Assignment: Search the data for the word "Domain" and copy out every line that has it.
*** Opening of Data extracts ***
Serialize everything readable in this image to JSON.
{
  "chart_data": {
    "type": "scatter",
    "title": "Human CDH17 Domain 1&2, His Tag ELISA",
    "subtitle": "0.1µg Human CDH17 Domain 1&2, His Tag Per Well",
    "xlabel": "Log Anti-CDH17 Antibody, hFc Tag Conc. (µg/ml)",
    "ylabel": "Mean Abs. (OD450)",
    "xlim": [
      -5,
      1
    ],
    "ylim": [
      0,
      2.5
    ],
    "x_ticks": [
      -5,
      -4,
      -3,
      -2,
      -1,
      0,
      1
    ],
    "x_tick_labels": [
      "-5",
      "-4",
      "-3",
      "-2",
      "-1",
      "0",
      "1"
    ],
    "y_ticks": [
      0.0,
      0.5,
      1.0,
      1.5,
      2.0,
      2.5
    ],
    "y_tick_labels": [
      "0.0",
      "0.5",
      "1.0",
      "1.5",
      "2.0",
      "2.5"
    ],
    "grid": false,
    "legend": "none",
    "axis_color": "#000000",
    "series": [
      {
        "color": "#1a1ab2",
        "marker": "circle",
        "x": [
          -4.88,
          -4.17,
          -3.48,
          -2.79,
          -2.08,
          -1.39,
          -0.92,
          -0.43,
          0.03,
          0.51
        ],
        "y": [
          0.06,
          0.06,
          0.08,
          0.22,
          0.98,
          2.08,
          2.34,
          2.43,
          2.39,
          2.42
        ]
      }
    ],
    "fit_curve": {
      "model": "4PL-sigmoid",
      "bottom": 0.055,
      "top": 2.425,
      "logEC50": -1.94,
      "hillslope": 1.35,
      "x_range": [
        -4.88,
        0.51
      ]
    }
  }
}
*** Close of Data extracts ***
Output for this exercise:
    "title": "Human CDH17 Domain 1&2, His Tag ELISA",
    "subtitle": "0.1µg Human CDH17 Domain 1&2, His Tag Per Well",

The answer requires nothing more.